• WHAT YOU WILL DO
Update the passage from "It may be because" to "Noticed This, But...", changing every instance of "mistakes" to "errors", and give that stretch in full.

Here in Sussex County, at least in the east, we see just freezing rain soaking into minor snowfall and a layer of sleet.

It is weather like this that brings up for us the notion of moving our lives to somewhere like Vermont.

Friday, January 28, 2005

A Bad Idea

The brain trust at The Learning Channel has let Paige Davis go from Trading Spaces (In 'Spaces' Makeover, It's Curtains for Paige (Washington Post; Reg. Req.).

A "new creative direction" towards a host-less version of Trading Spaces. Nope. Sorry. That's probably not going to fly.

They lost Vern, but we came back. They lost Ty, and we came back. I think, though, that Paige has an awful lot of fans who probably won't come back.

Give Ms. Davis (actually Mrs. Mindy Paige Davis Page) credit for class, though. Her farewell statement -- posted both on her web site, above, and the TLC site -- takes the high road.

I have to confess that this was in the news earlier than today. I simply had missed it until I came upon a photo with a caption about the firing on the Washington Post web site this evening. It was one in a series of news photos I was flipping through after having enlarged a photo of a glowering VP Cheney in a bulky parka at a Holocaust memorial event in Europe.

Thursday, January 27, 2005

Looks Like They'll Be More Careful This Time

Molly Murray has two stories in today's News Journal on the issue of dredged-up archeological artifacts. In the main story, Beach work mindful of artifacts, she discusses the various precautions planned by the state and by the US Corps of Engineers as they prepare to dredge sand from the ocean floor to replenish Delaware's Atlantic beaches.

There's also a companion piece, Lewes artifacts may be from 2 sites, which looks at what has been learned from the artifacts that were accidentally dredged-up from the Delaware Bay floor late last year.

As a Lewes resident, and with some interest in history and archeology, I've been watching this story and posting links to coverage of it in the past few months. There's at least one person out there with strong feeling about this issue. He, or she, prefers to remain anonymous in his, or her, comments. And they are fairly strong comments.

I hope my anonymous commenter will take some comfort from the precautions outlined in Molly's longer piece this morning. I believe that the folks running these dredging programs are trying to avoid a repeat of what happened off Lewes Beach and I give them credit for their efforts.

It may be because I am a state employee. It may also be because I worked for several years with some of the DNREC players in this story back in the early 1990s. But I have to say that I am confident that the people at DNREC, and even the feds on this project, are not evil people. They are people, and they are trying to do their jobs, serve the people of the state and protect the environment and the heritage of the state.

Stuff happens. There are always mistakes in life. What would be a problem is if we didn't try to learn from our mistakes and avoid repeating them.

Delaware Route 1, east of Milton, 7:00 a.m., January 26, 2005.

Tuesday, January 25, 2005

I'm Not Sure Why I Noticed This, But...

When you hold a logo pen in your left hand, the logo is upside down. Are we writing-off left-handed folks when we market by pen? Or are southpaws simply used to this sort of thing?

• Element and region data
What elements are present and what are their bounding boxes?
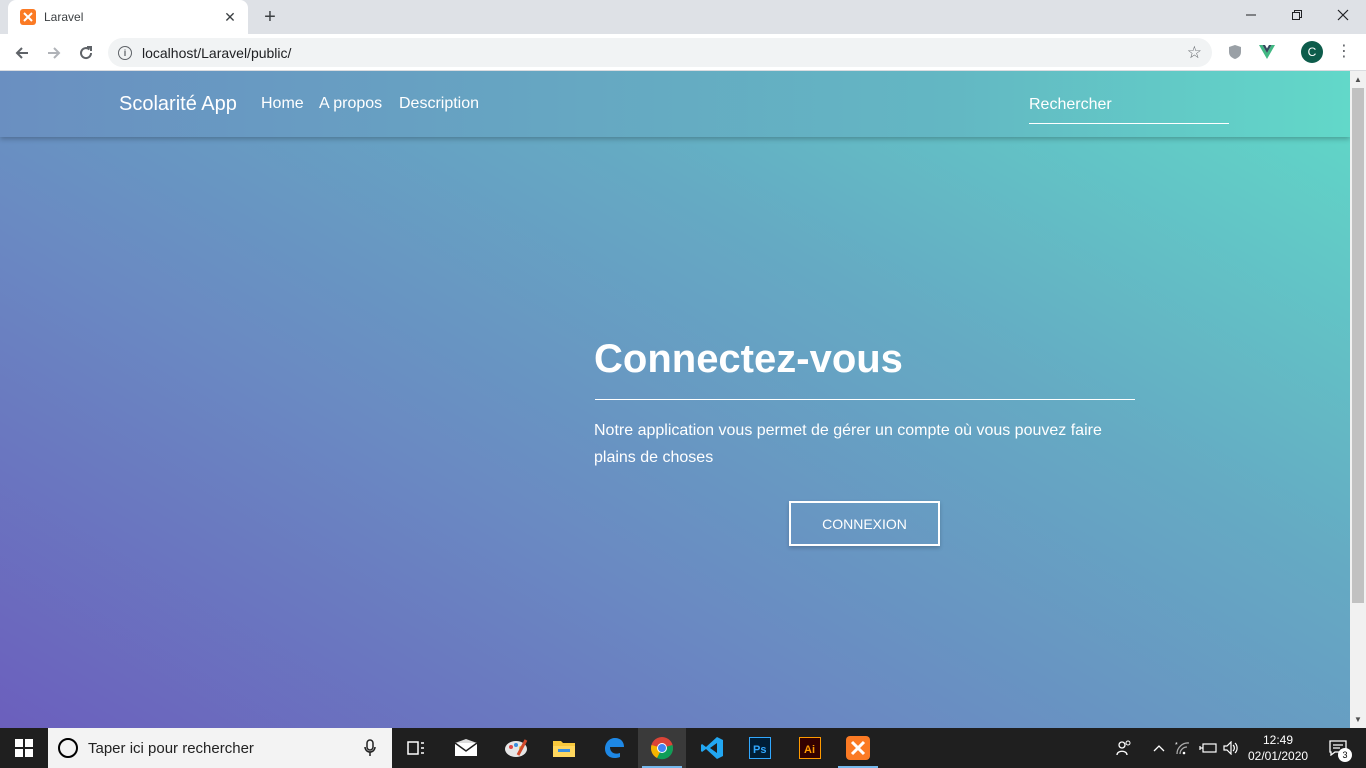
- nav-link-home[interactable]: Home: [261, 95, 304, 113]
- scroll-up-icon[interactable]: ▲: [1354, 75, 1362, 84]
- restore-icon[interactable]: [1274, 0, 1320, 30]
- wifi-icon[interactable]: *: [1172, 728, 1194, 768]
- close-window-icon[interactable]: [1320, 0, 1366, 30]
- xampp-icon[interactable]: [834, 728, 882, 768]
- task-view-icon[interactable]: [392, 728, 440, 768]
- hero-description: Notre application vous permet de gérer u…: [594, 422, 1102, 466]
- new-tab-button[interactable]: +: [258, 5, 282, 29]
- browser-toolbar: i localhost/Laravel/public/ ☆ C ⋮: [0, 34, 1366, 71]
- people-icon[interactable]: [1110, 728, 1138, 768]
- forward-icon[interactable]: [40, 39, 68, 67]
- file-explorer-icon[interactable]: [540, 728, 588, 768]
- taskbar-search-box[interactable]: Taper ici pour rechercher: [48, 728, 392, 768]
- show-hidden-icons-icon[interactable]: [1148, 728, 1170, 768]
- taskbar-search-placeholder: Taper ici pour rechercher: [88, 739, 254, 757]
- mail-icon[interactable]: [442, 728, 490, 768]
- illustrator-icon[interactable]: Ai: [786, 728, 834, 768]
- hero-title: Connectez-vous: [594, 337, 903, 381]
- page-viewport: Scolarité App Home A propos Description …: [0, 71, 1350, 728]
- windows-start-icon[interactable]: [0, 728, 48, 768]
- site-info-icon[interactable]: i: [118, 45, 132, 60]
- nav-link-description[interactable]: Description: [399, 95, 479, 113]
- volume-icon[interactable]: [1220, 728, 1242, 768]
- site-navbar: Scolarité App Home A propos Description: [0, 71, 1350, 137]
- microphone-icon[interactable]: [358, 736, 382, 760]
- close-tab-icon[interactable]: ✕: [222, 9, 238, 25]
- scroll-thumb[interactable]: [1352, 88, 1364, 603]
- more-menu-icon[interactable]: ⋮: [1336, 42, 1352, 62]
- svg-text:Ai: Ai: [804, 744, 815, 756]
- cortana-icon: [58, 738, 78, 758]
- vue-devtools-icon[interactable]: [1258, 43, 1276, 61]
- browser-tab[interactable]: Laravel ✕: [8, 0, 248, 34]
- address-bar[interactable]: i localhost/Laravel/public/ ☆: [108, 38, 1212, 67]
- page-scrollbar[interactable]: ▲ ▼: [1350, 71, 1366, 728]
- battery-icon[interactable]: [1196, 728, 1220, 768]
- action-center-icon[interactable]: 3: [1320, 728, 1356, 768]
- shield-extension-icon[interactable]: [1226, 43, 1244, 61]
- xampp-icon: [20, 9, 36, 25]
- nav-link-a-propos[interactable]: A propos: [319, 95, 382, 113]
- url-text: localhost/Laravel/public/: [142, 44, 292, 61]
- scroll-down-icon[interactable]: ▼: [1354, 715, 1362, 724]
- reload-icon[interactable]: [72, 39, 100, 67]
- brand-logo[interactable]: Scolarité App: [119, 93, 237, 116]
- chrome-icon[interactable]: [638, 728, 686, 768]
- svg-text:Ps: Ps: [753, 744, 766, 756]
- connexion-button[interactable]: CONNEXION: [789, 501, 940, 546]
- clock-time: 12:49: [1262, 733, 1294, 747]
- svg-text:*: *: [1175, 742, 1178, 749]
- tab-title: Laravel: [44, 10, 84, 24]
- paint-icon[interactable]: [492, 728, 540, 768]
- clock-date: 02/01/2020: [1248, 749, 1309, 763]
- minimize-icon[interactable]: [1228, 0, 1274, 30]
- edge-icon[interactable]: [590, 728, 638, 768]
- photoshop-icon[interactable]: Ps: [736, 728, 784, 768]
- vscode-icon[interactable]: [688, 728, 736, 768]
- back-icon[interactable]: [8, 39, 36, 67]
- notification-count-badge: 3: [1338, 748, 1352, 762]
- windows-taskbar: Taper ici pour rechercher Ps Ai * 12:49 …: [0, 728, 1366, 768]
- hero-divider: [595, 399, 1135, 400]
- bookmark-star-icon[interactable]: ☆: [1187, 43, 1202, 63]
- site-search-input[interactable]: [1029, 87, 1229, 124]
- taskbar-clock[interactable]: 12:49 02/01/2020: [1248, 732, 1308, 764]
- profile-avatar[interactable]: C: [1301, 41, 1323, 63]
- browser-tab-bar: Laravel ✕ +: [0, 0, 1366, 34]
==
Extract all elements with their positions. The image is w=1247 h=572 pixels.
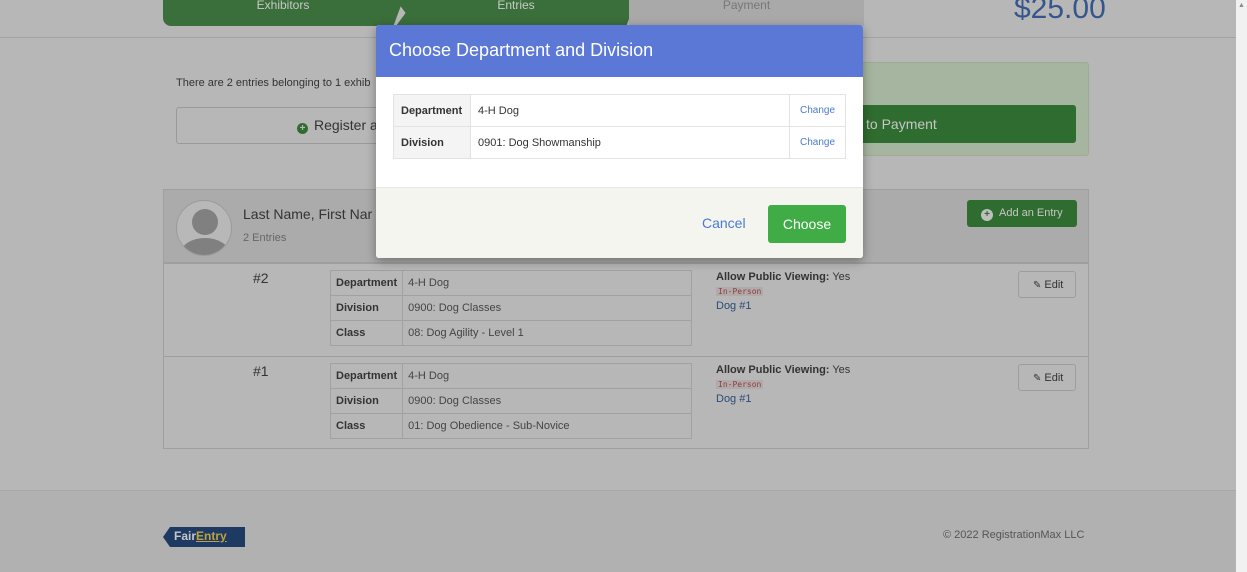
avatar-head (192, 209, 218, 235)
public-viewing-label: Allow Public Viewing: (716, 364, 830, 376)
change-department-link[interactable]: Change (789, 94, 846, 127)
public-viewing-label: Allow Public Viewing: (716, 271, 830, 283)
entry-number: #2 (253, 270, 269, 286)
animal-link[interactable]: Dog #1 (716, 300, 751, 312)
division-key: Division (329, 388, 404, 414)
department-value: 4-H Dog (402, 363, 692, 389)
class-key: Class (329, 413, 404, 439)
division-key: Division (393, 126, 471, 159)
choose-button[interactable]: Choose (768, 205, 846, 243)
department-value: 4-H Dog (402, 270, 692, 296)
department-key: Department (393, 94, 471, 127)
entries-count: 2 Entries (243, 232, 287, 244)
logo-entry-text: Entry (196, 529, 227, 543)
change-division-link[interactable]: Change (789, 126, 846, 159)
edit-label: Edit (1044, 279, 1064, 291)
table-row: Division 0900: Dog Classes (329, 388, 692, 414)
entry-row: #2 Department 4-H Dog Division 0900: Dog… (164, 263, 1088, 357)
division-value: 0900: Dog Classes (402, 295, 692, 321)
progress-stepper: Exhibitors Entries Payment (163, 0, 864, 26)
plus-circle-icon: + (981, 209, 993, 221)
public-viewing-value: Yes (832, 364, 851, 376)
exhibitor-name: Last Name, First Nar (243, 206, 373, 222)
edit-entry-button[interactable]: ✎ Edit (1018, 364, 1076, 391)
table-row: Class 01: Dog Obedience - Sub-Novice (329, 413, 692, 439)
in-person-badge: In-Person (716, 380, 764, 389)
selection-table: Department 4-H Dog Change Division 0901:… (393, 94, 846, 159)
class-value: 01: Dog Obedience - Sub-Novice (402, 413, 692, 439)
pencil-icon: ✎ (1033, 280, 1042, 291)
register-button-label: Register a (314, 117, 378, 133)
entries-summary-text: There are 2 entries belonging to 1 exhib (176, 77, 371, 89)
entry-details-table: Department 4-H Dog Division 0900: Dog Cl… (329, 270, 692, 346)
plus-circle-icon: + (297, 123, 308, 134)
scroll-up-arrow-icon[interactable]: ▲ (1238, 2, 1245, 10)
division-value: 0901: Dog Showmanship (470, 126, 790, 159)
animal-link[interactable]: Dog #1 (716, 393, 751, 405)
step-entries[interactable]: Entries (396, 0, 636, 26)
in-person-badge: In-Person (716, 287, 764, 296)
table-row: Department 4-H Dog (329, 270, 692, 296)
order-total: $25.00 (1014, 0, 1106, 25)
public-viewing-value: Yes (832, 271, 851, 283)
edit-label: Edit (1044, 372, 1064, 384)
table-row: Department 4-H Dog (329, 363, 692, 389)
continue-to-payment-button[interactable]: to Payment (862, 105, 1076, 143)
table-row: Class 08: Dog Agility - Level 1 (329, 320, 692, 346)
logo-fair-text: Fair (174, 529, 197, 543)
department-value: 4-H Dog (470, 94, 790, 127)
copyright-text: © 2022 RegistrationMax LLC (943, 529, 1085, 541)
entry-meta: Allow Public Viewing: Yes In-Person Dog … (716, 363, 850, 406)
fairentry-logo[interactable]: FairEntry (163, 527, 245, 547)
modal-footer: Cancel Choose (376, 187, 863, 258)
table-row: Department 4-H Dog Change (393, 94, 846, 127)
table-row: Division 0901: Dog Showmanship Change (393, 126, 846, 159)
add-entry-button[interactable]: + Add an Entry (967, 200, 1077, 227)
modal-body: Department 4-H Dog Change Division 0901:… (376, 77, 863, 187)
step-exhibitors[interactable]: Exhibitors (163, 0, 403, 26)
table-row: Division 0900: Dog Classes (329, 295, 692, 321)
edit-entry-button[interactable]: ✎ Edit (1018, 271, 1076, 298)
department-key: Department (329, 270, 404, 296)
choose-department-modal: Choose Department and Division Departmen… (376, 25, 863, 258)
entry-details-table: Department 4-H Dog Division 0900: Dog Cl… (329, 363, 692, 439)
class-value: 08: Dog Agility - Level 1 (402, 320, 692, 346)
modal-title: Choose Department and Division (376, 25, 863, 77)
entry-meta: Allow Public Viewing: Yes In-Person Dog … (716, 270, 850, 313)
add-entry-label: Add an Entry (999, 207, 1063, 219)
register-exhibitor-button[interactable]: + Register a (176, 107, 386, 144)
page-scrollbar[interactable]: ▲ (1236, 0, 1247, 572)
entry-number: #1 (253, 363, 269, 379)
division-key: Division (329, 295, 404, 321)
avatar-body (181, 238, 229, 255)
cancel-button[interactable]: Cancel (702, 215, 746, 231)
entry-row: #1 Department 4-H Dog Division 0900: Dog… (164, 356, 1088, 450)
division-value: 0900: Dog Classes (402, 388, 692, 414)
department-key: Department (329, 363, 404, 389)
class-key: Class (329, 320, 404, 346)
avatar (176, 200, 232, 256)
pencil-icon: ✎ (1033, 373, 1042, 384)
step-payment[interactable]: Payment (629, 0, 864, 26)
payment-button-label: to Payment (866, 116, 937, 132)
==
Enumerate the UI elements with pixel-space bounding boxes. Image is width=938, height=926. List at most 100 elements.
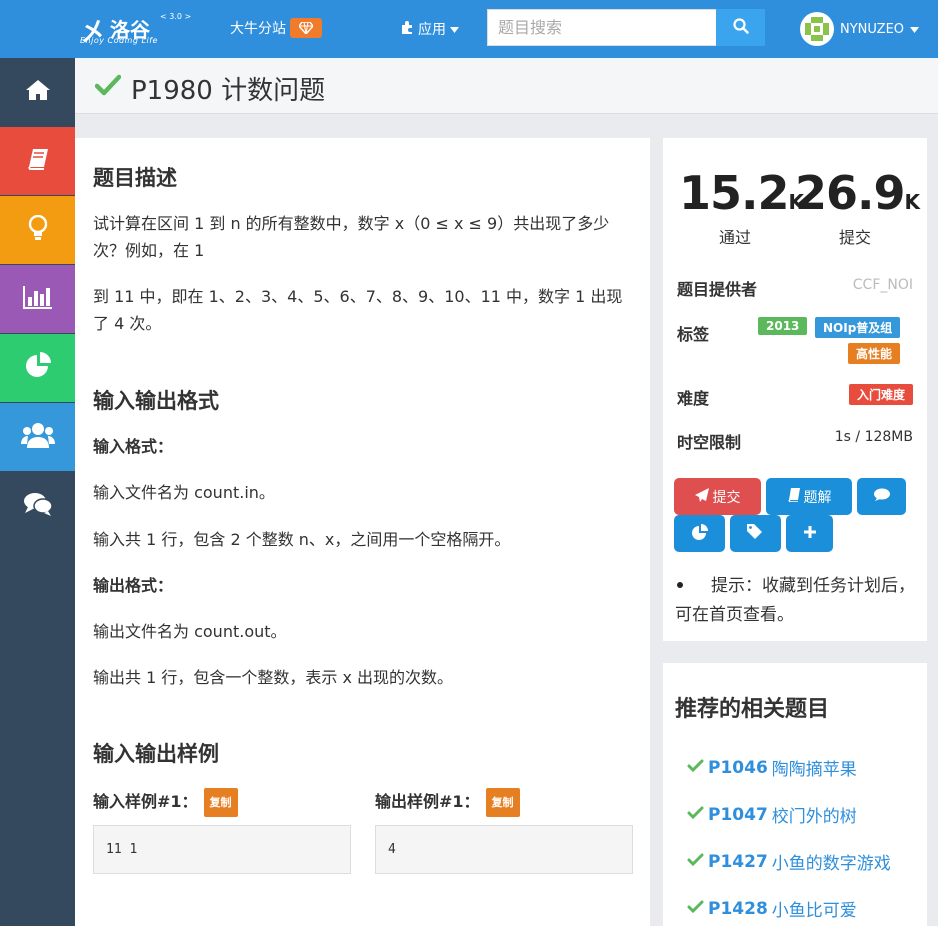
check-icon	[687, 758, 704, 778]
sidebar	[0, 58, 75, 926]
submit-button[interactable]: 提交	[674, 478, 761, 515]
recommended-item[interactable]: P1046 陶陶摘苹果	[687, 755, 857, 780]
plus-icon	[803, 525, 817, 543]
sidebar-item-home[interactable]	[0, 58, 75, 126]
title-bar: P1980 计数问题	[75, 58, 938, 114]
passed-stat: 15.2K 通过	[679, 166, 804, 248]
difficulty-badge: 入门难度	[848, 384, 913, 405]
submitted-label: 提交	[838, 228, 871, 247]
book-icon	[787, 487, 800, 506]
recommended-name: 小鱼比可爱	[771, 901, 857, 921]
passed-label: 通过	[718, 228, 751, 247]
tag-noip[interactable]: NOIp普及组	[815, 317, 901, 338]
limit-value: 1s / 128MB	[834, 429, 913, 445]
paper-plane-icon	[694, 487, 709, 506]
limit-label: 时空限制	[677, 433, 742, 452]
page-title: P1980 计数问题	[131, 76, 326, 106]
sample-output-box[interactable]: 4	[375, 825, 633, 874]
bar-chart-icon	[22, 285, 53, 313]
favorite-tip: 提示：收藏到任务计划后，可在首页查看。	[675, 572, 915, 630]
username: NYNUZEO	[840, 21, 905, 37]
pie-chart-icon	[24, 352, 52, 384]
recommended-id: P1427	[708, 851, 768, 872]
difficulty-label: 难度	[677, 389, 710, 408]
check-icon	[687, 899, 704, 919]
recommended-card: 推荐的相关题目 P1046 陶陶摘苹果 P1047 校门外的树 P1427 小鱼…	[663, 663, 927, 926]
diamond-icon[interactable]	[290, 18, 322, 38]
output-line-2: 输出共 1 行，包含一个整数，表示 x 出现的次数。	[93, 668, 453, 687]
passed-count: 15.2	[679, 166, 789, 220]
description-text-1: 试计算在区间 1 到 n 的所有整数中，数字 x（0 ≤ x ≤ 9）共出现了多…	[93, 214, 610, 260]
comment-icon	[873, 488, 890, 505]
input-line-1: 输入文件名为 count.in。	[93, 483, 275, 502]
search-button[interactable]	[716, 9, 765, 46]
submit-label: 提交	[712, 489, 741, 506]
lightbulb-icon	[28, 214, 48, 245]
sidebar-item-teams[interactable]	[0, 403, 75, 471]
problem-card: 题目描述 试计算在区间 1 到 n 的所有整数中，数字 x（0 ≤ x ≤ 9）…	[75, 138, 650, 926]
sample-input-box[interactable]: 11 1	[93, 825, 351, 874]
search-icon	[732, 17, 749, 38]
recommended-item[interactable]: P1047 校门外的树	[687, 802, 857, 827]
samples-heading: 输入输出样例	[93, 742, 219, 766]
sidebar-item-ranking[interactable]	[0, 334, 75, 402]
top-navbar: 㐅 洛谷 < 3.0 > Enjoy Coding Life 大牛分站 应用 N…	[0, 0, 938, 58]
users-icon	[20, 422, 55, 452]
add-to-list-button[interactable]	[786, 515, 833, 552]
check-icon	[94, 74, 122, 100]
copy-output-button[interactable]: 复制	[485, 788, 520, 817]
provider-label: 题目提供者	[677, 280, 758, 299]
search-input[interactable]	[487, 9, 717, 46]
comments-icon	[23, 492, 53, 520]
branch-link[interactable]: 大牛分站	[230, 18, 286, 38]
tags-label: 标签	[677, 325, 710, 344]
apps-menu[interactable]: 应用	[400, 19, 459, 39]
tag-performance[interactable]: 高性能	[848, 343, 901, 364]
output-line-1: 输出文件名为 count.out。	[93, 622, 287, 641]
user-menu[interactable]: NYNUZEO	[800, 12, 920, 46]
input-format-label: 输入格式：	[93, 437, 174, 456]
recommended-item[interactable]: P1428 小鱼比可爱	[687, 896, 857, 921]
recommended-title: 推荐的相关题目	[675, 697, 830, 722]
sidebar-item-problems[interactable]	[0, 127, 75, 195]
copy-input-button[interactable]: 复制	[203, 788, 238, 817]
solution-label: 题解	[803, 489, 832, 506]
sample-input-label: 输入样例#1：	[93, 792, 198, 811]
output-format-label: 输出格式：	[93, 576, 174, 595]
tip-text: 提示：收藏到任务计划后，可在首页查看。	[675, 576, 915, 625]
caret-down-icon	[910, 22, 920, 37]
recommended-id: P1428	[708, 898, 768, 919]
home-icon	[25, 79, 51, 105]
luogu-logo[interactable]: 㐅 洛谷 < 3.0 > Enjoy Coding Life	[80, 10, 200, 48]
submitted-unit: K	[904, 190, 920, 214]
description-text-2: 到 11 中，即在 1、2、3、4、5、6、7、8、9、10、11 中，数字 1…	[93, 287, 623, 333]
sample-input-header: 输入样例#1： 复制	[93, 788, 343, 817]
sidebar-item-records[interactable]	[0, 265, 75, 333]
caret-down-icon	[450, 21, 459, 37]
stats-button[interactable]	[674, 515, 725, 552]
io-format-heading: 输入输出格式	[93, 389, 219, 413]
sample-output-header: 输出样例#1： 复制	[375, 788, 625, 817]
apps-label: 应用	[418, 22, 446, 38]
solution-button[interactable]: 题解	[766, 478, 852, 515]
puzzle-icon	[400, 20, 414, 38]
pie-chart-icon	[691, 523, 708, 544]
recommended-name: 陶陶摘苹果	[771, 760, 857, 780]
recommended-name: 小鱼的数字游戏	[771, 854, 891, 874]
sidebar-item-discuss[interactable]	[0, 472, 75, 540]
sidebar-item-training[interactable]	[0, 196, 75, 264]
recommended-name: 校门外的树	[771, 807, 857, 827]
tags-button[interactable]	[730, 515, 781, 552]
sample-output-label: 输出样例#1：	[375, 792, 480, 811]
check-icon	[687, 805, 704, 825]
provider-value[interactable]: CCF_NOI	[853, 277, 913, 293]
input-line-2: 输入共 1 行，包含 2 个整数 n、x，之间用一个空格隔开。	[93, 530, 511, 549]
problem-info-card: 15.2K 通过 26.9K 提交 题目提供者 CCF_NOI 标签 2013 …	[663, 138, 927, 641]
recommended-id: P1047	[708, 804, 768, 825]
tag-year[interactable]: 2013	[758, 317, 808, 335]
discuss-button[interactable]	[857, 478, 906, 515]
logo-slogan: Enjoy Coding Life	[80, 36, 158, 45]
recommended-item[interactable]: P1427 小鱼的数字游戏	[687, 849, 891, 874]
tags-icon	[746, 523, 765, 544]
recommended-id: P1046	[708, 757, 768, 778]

• TASK RESULT
It may be because I am a state employee. It may also be because I worked for several years with some of the DNREC players in this story back in the early 1990s. But I have to say that I am confident that the people at DNREC, and even the feds on this project, are not evil people. They are people, and they are trying to do their jobs, serve the people of the state and protect the environment and the heritage of the state.

Stuff happens. There are always errors in life. What would be a problem is if we didn't try to learn from our errors and avoid repeating them.

Delaware Route 1, east of Milton, 7:00 a.m., January 26, 2005.

Tuesday, January 25, 2005

I'm Not Sure Why I Noticed This, But...